* start ENTRIES SHOWN *

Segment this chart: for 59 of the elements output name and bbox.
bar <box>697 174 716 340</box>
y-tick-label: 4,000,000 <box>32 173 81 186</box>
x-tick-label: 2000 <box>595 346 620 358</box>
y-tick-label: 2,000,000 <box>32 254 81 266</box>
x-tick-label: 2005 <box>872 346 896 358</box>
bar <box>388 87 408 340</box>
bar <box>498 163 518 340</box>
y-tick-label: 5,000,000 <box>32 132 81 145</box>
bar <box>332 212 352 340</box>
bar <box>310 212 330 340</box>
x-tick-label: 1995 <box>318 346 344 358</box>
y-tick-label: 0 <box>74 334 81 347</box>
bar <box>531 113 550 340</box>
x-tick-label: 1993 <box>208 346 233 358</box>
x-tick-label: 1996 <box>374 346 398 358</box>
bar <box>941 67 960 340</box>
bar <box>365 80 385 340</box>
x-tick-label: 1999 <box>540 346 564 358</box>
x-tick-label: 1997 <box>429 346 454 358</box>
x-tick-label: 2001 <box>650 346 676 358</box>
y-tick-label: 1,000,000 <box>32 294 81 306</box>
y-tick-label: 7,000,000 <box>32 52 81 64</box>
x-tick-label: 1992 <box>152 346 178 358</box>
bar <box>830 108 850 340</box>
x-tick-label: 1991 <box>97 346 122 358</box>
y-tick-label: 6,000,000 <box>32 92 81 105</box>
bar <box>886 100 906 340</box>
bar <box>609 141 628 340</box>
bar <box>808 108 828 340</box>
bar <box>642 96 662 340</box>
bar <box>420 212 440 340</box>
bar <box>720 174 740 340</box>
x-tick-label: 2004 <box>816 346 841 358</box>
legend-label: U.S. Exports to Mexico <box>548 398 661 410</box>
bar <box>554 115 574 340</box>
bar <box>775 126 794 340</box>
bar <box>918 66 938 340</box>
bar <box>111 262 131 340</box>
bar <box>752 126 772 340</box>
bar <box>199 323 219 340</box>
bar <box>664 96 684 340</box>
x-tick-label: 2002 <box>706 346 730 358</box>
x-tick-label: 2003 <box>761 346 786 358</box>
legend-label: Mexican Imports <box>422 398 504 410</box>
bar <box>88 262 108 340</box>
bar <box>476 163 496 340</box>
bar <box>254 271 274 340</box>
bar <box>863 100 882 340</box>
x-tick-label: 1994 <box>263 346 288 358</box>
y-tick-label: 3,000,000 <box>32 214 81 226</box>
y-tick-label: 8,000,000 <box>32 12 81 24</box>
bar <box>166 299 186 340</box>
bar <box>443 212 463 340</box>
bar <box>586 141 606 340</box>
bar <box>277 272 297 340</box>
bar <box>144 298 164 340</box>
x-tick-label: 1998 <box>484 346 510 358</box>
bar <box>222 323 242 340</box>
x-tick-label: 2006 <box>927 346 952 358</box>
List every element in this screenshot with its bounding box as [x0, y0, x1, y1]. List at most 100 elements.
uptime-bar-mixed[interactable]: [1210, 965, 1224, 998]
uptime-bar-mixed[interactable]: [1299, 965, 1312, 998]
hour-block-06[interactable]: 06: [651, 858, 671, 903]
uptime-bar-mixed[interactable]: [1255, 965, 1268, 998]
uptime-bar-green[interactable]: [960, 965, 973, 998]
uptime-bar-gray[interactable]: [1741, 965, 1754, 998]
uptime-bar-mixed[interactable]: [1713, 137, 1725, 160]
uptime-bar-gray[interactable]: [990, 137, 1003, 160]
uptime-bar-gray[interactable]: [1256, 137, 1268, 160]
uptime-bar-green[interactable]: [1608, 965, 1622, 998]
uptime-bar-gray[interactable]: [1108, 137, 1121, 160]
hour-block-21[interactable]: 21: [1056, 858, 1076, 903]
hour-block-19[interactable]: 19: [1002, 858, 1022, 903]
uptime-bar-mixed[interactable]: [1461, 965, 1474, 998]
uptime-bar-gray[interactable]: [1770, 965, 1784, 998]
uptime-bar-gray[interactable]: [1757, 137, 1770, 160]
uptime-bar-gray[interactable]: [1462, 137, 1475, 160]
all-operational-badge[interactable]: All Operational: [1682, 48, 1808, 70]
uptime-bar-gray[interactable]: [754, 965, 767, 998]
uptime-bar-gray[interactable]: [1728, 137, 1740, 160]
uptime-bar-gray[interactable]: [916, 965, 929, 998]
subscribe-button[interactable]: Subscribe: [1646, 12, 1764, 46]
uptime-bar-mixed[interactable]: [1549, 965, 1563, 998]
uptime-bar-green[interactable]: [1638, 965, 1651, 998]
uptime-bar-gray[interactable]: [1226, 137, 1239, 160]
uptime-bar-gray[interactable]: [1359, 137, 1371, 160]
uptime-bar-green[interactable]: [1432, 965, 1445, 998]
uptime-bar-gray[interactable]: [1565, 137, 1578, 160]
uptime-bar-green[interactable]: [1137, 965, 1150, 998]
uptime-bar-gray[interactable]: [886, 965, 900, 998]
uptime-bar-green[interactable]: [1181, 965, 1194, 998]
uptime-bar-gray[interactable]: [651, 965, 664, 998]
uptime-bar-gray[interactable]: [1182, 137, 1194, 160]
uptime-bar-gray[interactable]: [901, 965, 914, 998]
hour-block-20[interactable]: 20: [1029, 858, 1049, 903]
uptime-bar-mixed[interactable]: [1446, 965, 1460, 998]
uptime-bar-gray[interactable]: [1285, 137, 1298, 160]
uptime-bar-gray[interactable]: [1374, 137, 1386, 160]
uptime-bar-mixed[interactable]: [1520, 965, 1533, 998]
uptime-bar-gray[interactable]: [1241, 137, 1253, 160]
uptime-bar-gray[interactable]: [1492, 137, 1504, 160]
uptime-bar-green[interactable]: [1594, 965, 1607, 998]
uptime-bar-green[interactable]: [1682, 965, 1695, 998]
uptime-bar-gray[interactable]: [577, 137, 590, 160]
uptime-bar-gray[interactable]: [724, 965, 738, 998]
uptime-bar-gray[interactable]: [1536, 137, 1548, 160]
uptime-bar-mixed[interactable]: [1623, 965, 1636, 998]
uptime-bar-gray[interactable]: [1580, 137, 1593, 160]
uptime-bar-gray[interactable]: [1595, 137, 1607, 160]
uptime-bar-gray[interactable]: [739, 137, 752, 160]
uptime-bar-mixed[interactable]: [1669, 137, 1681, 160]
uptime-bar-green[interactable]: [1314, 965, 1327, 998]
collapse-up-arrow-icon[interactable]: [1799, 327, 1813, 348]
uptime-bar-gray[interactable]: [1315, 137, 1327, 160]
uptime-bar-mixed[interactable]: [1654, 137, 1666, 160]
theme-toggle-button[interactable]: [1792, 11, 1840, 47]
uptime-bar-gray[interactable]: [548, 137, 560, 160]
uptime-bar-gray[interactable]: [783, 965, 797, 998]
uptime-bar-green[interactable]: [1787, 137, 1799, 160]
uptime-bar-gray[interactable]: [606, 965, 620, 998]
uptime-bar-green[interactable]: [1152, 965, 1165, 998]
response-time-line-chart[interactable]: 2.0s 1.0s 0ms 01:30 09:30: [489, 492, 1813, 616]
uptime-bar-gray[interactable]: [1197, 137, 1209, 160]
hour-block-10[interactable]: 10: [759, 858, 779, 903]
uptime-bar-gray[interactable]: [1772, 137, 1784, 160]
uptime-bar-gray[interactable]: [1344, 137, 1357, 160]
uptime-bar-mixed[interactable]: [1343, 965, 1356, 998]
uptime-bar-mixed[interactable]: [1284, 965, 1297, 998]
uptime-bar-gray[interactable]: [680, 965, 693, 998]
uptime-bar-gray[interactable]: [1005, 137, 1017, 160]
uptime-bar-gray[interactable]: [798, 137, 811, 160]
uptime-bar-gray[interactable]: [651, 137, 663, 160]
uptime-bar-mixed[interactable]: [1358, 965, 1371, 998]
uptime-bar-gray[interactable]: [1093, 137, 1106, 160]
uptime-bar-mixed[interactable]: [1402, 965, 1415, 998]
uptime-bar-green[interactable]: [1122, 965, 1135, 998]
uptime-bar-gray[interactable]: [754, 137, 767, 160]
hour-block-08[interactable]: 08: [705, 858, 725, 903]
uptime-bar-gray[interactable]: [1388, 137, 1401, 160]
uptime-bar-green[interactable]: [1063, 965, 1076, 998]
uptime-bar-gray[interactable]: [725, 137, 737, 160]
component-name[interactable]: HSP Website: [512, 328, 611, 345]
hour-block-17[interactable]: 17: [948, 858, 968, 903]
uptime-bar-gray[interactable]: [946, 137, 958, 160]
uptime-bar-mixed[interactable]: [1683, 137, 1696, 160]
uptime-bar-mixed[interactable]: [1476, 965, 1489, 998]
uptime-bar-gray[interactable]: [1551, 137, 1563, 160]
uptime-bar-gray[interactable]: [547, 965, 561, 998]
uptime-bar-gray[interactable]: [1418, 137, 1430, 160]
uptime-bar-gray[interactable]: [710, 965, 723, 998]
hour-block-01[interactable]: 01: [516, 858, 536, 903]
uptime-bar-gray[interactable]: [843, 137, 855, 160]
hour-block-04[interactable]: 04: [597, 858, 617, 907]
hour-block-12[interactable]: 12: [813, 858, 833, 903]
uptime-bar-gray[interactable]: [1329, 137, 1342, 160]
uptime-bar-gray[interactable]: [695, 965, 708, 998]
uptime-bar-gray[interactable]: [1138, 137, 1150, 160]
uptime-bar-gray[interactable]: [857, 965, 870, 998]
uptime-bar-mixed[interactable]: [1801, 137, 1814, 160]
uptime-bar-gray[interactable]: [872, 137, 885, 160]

* end ENTRIES SHOWN *

**GOAL OF THE EXERCISE:** Collect each line above that contains the string "chart", and copy those lines in full.

**OUTPUT OF THE TASK:**
Segment this chart: for 59 of the elements output name and bbox.
response-time-line-chart[interactable]: 2.0s 1.0s 0ms 01:30 09:30: [489, 492, 1813, 616]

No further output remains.